[Material for the task]
════════════════

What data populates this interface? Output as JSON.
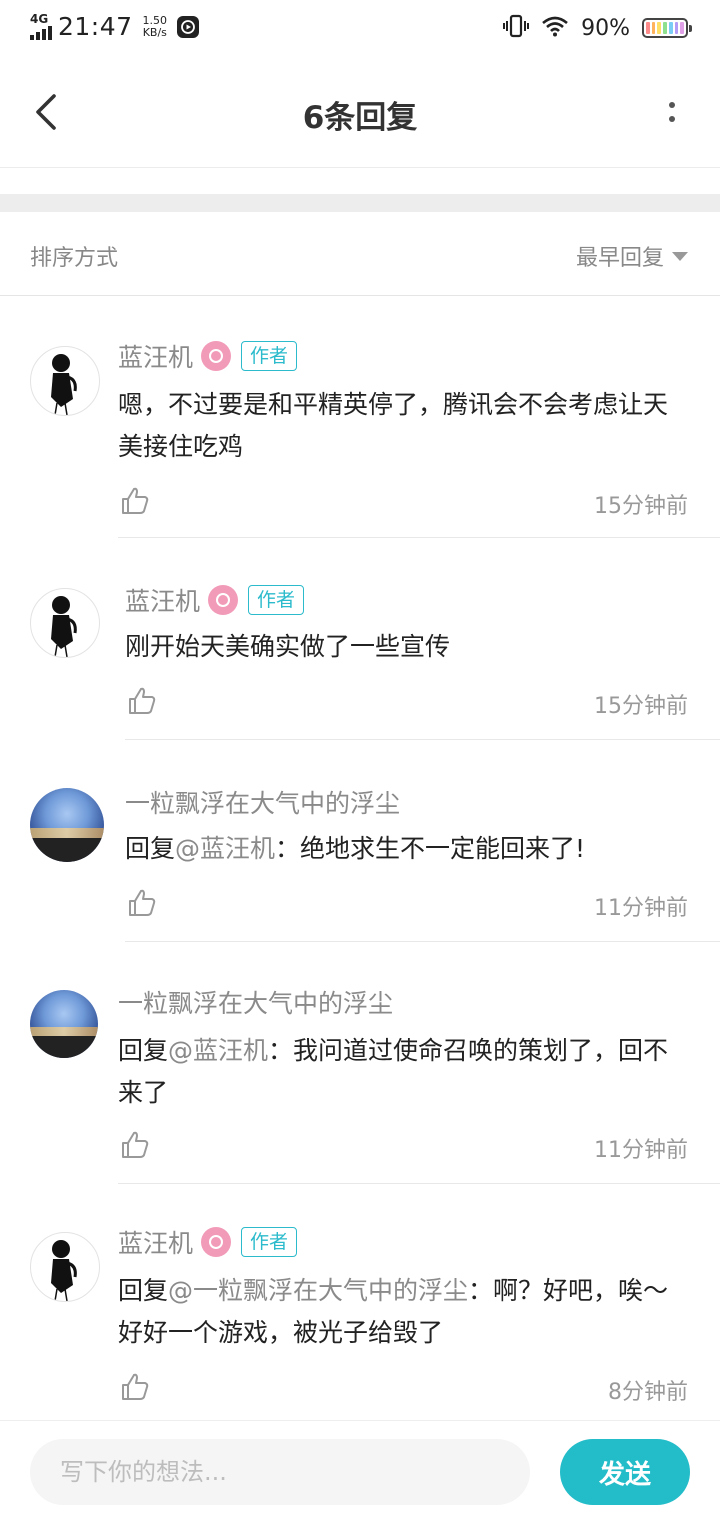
{
  "status_bar": {
    "network": "4G",
    "time": "21:47",
    "speed_value": "1.50",
    "speed_unit": "KB/s",
    "battery_percent": "90%"
  },
  "header": {
    "title": "6条回复"
  },
  "sort": {
    "label": "排序方式",
    "selected": "最早回复"
  },
  "replies": [
    {
      "username": "蓝汪机",
      "is_author": true,
      "author_tag": "作者",
      "mention": "",
      "text": "嗯，不过要是和平精英停了，腾讯会不会考虑让天美接住吃鸡",
      "time_ago": "15分钟前",
      "avatar": "sketch"
    },
    {
      "username": "蓝汪机",
      "is_author": true,
      "author_tag": "作者",
      "mention": "",
      "text": "刚开始天美确实做了一些宣传",
      "time_ago": "15分钟前",
      "avatar": "sketch"
    },
    {
      "username": "一粒飘浮在大气中的浮尘",
      "is_author": false,
      "author_tag": "",
      "mention": "回复@蓝汪机：",
      "mention_prefix": "回复",
      "mention_name": "@蓝汪机",
      "mention_suffix": "：",
      "text": "绝地求生不一定能回来了!",
      "time_ago": "11分钟前",
      "avatar": "sky"
    },
    {
      "username": "一粒飘浮在大气中的浮尘",
      "is_author": false,
      "author_tag": "",
      "mention_prefix": "回复",
      "mention_name": "@蓝汪机",
      "mention_suffix": "：",
      "text": "我问道过使命召唤的策划了，回不来了",
      "time_ago": "11分钟前",
      "avatar": "sky"
    },
    {
      "username": "蓝汪机",
      "is_author": true,
      "author_tag": "作者",
      "mention_prefix": "回复",
      "mention_name": "@一粒飘浮在大气中的浮尘",
      "mention_suffix": "：",
      "text": "啊？好吧，唉～好好一个游戏，被光子给毁了",
      "time_ago": "8分钟前",
      "avatar": "sketch"
    }
  ],
  "composer": {
    "placeholder": "写下你的想法...",
    "send_label": "发送"
  },
  "colors": {
    "accent": "#23bcc9",
    "author_tag": "#2cbbcc",
    "medal": "#f29bb8",
    "username": "#8a8a8a"
  },
  "icons": [
    "back-arrow-icon",
    "more-vertical-icon",
    "caret-down-icon",
    "thumbs-up-icon",
    "vibrate-icon",
    "wifi-icon",
    "battery-icon",
    "signal-icon",
    "medal-icon"
  ]
}
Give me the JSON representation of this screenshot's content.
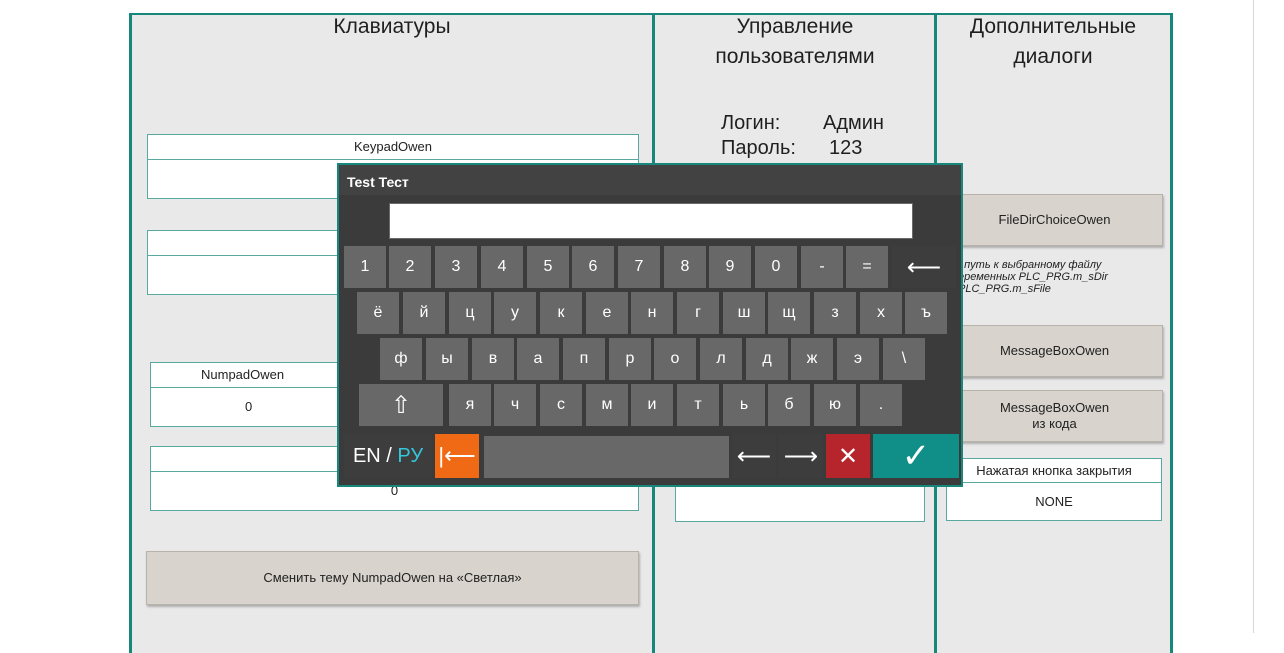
{
  "columns": {
    "keyboards": {
      "title": "Клавиатуры",
      "fields": [
        {
          "header": "KeypadOwen",
          "value": ""
        },
        {
          "header": "",
          "value": ""
        },
        {
          "header": "NumpadOwen",
          "value": "0"
        },
        {
          "header": "",
          "value": "0"
        }
      ],
      "theme_button": "Сменить тему NumpadOwen на «Светлая»"
    },
    "users": {
      "title_line1": "Управление",
      "title_line2": "пользователями",
      "login_label": "Логин:",
      "login_value": "Админ",
      "password_label": "Пароль:",
      "password_value": "123"
    },
    "dialogs": {
      "title_line1": "Дополнительные",
      "title_line2": "диалоги",
      "filedir_button": "FileDirChoiceOwen",
      "path_note_1": ": путь к выбранному файлу",
      "path_note_2": "еременных PLC_PRG.m_sDir",
      "path_note_3": "PLC_PRG.m_sFile",
      "msgbox_button": "MessageBoxOwen",
      "msgbox_code_line1": "MessageBoxOwen",
      "msgbox_code_line2": "из кода",
      "close_header": "Нажатая кнопка закрытия",
      "close_value": "NONE"
    }
  },
  "keyboard_dialog": {
    "title": "Test Тест",
    "input_value": "",
    "row1": [
      "1",
      "2",
      "3",
      "4",
      "5",
      "6",
      "7",
      "8",
      "9",
      "0",
      "-",
      "=",
      "⟵"
    ],
    "row2": [
      "ё",
      "й",
      "ц",
      "у",
      "к",
      "е",
      "н",
      "г",
      "ш",
      "щ",
      "з",
      "х",
      "ъ"
    ],
    "row3": [
      "ф",
      "ы",
      "в",
      "а",
      "п",
      "р",
      "о",
      "л",
      "д",
      "ж",
      "э",
      "\\"
    ],
    "row4": [
      "⇧",
      "я",
      "ч",
      "с",
      "м",
      "и",
      "т",
      "ь",
      "б",
      "ю",
      "."
    ],
    "lang_en": "EN",
    "lang_sep": " / ",
    "lang_ru": "РУ",
    "home_key": "|⟵",
    "left_key": "⟵",
    "right_key": "⟶",
    "cancel_key": "✕",
    "ok_key": "✓"
  },
  "colors": {
    "accent_teal": "#17877c",
    "cancel_red": "#b5252b",
    "home_orange": "#f06a16",
    "ok_teal": "#0f8f88",
    "lang_ru": "#34c6dc"
  }
}
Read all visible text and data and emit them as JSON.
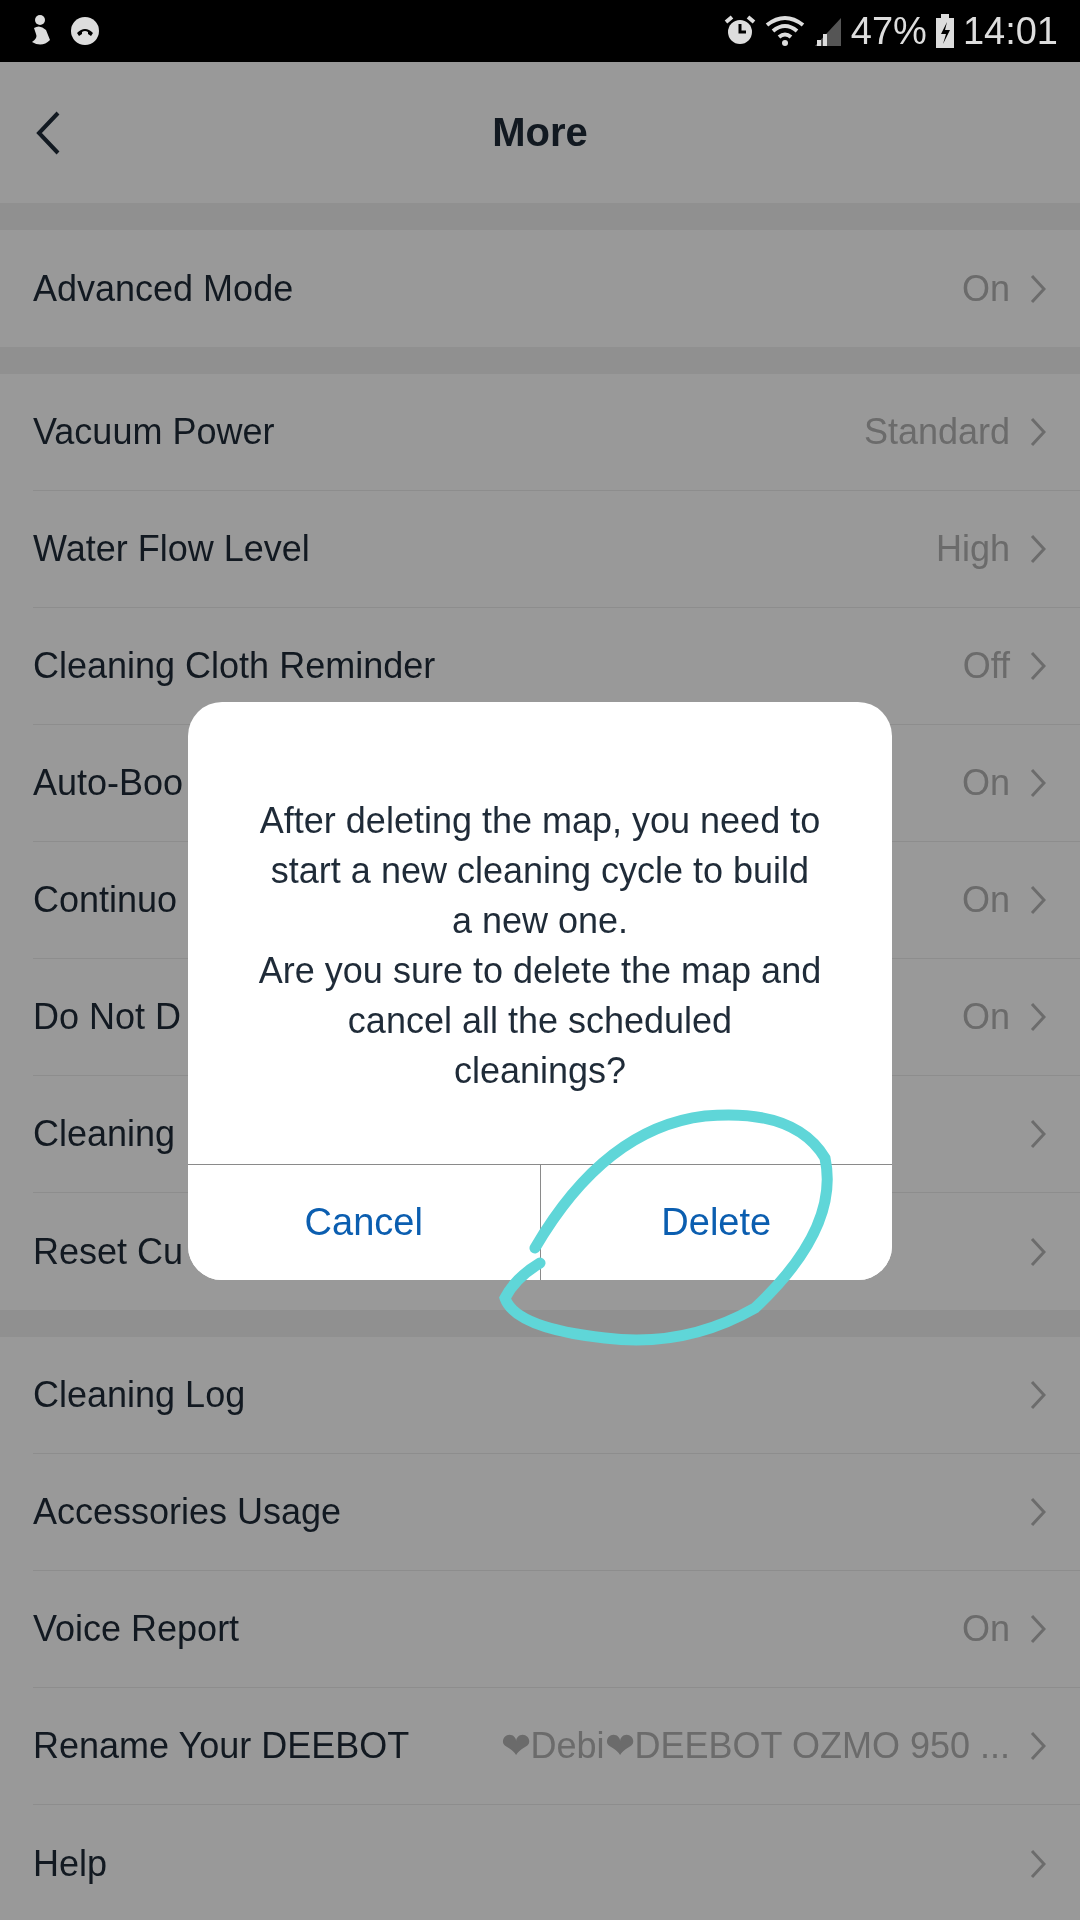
{
  "status_bar": {
    "battery": "47%",
    "time": "14:01"
  },
  "header": {
    "title": "More"
  },
  "sections": [
    {
      "rows": [
        {
          "label": "Advanced Mode",
          "value": "On"
        }
      ]
    },
    {
      "rows": [
        {
          "label": "Vacuum Power",
          "value": "Standard"
        },
        {
          "label": "Water Flow Level",
          "value": "High"
        },
        {
          "label": "Cleaning Cloth Reminder",
          "value": "Off"
        },
        {
          "label": "Auto-Boo",
          "value": "On"
        },
        {
          "label": "Continuo",
          "value": "On"
        },
        {
          "label": "Do Not D",
          "value": "On"
        },
        {
          "label": "Cleaning"
        },
        {
          "label": "Reset Cu"
        }
      ]
    },
    {
      "rows": [
        {
          "label": "Cleaning Log"
        },
        {
          "label": "Accessories Usage"
        },
        {
          "label": "Voice Report",
          "value": "On"
        },
        {
          "label": "Rename Your DEEBOT",
          "value": "❤Debi❤DEEBOT OZMO 950 ..."
        },
        {
          "label": "Help"
        }
      ]
    }
  ],
  "dialog": {
    "message": "After deleting the map, you need to start a new cleaning cycle to build a new one.\nAre you sure to delete the map and cancel all the scheduled cleanings?",
    "buttons": [
      {
        "label": "Cancel"
      },
      {
        "label": "Delete"
      }
    ]
  }
}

════════════════

[Exercise objective] Look through the material and say how many lines hold "data". Give the number only.

[Final answer] 2